— begin —

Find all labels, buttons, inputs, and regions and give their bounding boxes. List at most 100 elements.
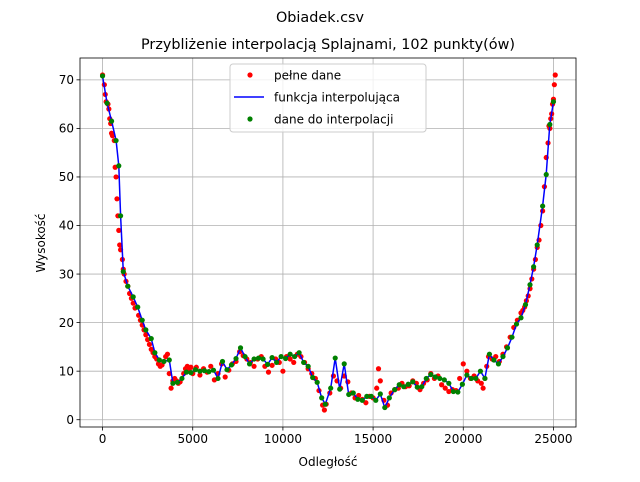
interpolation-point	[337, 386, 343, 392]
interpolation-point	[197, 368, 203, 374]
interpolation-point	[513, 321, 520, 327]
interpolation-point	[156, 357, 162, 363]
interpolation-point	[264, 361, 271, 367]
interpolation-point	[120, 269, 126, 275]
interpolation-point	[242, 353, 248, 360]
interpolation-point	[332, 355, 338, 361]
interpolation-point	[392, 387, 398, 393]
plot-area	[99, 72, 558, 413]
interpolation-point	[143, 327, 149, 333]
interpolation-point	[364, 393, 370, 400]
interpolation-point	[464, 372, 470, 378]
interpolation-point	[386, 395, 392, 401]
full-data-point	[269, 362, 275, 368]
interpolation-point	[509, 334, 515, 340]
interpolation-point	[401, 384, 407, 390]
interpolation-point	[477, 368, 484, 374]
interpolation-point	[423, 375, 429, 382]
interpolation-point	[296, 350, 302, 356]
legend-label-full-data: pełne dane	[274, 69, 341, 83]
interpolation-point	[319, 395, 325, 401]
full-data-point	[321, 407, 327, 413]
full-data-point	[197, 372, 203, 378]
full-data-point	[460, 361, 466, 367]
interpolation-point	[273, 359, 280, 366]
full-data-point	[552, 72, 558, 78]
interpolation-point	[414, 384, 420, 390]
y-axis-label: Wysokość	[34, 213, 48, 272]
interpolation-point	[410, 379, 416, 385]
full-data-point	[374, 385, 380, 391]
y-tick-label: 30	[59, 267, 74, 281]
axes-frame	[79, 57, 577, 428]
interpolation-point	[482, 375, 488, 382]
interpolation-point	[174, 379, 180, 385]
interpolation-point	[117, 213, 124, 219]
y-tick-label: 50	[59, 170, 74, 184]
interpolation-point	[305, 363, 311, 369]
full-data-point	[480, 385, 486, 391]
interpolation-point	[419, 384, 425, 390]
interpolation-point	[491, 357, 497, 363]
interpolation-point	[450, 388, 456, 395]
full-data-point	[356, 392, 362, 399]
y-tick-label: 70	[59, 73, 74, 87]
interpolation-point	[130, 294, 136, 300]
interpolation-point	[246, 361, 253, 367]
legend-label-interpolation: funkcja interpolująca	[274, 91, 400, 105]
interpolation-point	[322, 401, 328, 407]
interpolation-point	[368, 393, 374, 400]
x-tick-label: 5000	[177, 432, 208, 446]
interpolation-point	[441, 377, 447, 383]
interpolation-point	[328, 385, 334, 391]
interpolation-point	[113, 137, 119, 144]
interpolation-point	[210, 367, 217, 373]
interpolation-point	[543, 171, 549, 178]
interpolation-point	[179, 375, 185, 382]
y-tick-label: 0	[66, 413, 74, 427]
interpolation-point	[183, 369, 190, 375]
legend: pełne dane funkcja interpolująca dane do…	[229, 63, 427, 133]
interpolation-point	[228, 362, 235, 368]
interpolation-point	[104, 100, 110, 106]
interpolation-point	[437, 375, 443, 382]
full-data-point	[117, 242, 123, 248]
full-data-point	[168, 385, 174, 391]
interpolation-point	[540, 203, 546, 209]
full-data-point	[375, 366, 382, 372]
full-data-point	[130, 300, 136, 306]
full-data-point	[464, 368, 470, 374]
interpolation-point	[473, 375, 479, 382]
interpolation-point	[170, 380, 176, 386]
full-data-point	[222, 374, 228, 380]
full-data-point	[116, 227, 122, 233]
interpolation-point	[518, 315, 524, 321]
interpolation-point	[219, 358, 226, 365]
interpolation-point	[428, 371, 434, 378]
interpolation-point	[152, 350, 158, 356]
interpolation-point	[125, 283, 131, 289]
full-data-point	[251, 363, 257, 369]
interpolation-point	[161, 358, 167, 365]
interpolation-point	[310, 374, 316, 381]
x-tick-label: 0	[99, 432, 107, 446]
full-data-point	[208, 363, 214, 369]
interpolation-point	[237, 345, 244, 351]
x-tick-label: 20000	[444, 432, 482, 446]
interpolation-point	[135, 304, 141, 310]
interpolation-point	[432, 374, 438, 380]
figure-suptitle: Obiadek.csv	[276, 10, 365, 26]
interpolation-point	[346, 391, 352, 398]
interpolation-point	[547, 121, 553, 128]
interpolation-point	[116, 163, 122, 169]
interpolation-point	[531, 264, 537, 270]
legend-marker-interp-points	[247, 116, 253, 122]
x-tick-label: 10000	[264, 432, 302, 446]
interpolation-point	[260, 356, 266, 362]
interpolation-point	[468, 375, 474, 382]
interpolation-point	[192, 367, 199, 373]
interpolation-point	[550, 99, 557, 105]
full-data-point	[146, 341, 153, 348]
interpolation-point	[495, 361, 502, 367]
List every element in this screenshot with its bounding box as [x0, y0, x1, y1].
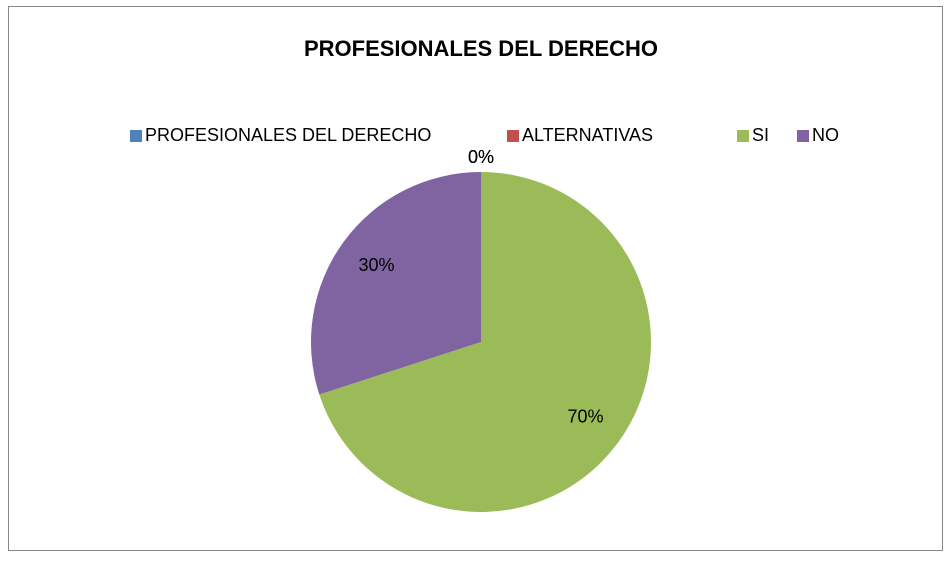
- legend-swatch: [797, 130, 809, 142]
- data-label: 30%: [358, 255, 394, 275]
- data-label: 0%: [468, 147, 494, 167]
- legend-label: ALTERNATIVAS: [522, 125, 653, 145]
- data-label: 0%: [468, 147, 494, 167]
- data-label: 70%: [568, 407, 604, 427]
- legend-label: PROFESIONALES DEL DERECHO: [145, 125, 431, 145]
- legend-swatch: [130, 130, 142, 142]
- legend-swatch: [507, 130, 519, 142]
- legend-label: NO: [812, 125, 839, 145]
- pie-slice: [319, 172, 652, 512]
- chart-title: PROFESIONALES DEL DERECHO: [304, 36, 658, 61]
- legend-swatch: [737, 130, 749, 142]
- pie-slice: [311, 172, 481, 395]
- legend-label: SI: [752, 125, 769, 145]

— end —

Work required:
Can you copy out every one of the lines above, unchanged and in order, leaving out the pictures?

Expected output:
Find all labels, buttons, inputs, and regions and give their bounding boxes. List at most 100 elements.
interpolation-point	[337, 386, 343, 392]
interpolation-point	[197, 368, 203, 374]
interpolation-point	[513, 321, 520, 327]
interpolation-point	[156, 357, 162, 363]
interpolation-point	[264, 361, 271, 367]
interpolation-point	[120, 269, 126, 275]
interpolation-point	[242, 353, 248, 360]
interpolation-point	[332, 355, 338, 361]
interpolation-point	[392, 387, 398, 393]
plot-area	[99, 72, 558, 413]
interpolation-point	[143, 327, 149, 333]
interpolation-point	[364, 393, 370, 400]
interpolation-point	[464, 372, 470, 378]
interpolation-point	[386, 395, 392, 401]
full-data-point	[269, 362, 275, 368]
interpolation-point	[509, 334, 515, 340]
interpolation-point	[401, 384, 407, 390]
interpolation-point	[477, 368, 484, 374]
interpolation-point	[423, 375, 429, 382]
interpolation-point	[296, 350, 302, 356]
legend-label-full-data: pełne dane	[274, 69, 341, 83]
interpolation-point	[319, 395, 325, 401]
full-data-point	[321, 407, 327, 413]
full-data-point	[197, 372, 203, 378]
full-data-point	[460, 361, 466, 367]
interpolation-point	[273, 359, 280, 366]
full-data-point	[552, 72, 558, 78]
interpolation-point	[414, 384, 420, 390]
y-axis-label: Wysokość	[34, 213, 48, 272]
interpolation-point	[410, 379, 416, 385]
full-data-point	[374, 385, 380, 391]
y-tick-label: 30	[59, 267, 74, 281]
axes-frame	[79, 57, 577, 428]
interpolation-point	[482, 375, 488, 382]
interpolation-point	[174, 379, 180, 385]
interpolation-point	[117, 213, 124, 219]
y-tick-label: 50	[59, 170, 74, 184]
interpolation-point	[305, 363, 311, 369]
full-data-point	[480, 385, 486, 391]
interpolation-point	[419, 384, 425, 390]
interpolation-point	[491, 357, 497, 363]
interpolation-point	[450, 388, 456, 395]
full-data-point	[356, 392, 362, 399]
y-tick-label: 70	[59, 73, 74, 87]
interpolation-point	[130, 294, 136, 300]
interpolation-point	[246, 361, 253, 367]
legend-label-interpolation: funkcja interpolująca	[274, 91, 400, 105]
interpolation-point	[322, 401, 328, 407]
interpolation-point	[368, 393, 374, 400]
x-tick-label: 5000	[177, 432, 208, 446]
interpolation-point	[441, 377, 447, 383]
interpolation-point	[328, 385, 334, 391]
interpolation-point	[113, 137, 119, 144]
interpolation-point	[210, 367, 217, 373]
interpolation-point	[543, 171, 549, 178]
interpolation-point	[179, 375, 185, 382]
y-tick-label: 0	[66, 413, 74, 427]
interpolation-point	[183, 369, 190, 375]
legend: pełne dane funkcja interpolująca dane do…	[229, 63, 427, 133]
interpolation-point	[228, 362, 235, 368]
interpolation-point	[104, 100, 110, 106]
interpolation-point	[437, 375, 443, 382]
full-data-point	[117, 242, 123, 248]
full-data-point	[168, 385, 174, 391]
interpolation-point	[540, 203, 546, 209]
full-data-point	[375, 366, 382, 372]
full-data-point	[130, 300, 136, 306]
full-data-point	[464, 368, 470, 374]
interpolation-point	[473, 375, 479, 382]
interpolation-point	[170, 380, 176, 386]
full-data-point	[222, 374, 228, 380]
full-data-point	[116, 227, 122, 233]
interpolation-point	[518, 315, 524, 321]
interpolation-point	[219, 358, 226, 365]
interpolation-point	[428, 371, 434, 378]
interpolation-point	[152, 350, 158, 356]
interpolation-point	[125, 283, 131, 289]
full-data-point	[251, 363, 257, 369]
interpolation-point	[161, 358, 167, 365]
interpolation-point	[310, 374, 316, 381]
x-tick-label: 0	[99, 432, 107, 446]
full-data-point	[208, 363, 214, 369]
interpolation-point	[237, 345, 244, 351]
x-tick-label: 20000	[444, 432, 482, 446]
interpolation-point	[135, 304, 141, 310]
interpolation-point	[432, 374, 438, 380]
figure-suptitle: Obiadek.csv	[276, 10, 365, 26]
interpolation-point	[346, 391, 352, 398]
interpolation-point	[547, 121, 553, 128]
interpolation-point	[116, 163, 122, 169]
interpolation-point	[531, 264, 537, 270]
legend-marker-interp-points	[247, 116, 253, 122]
x-tick-label: 10000	[264, 432, 302, 446]
interpolation-point	[260, 356, 266, 362]
interpolation-point	[468, 375, 474, 382]
interpolation-point	[192, 367, 199, 373]
interpolation-point	[550, 99, 557, 105]
full-data-point	[146, 341, 153, 348]
interpolation-point	[495, 361, 502, 367]
List every element in this screenshot with its bounding box as [x0, y0, x1, y1].
- legend-swatch: [797, 130, 809, 142]
- data-label: 30%: [358, 255, 394, 275]
- data-label: 0%: [468, 147, 494, 167]
- legend-label: ALTERNATIVAS: [522, 125, 653, 145]
- data-label: 0%: [468, 147, 494, 167]
- data-label: 70%: [568, 407, 604, 427]
- legend-label: PROFESIONALES DEL DERECHO: [145, 125, 431, 145]
- legend-swatch: [130, 130, 142, 142]
- legend-swatch: [507, 130, 519, 142]
- legend-label: NO: [812, 125, 839, 145]
- pie-slice: [319, 172, 652, 512]
- chart-title: PROFESIONALES DEL DERECHO: [304, 36, 658, 61]
- legend-swatch: [737, 130, 749, 142]
- pie-slice: [311, 172, 481, 395]
- legend-label: SI: [752, 125, 769, 145]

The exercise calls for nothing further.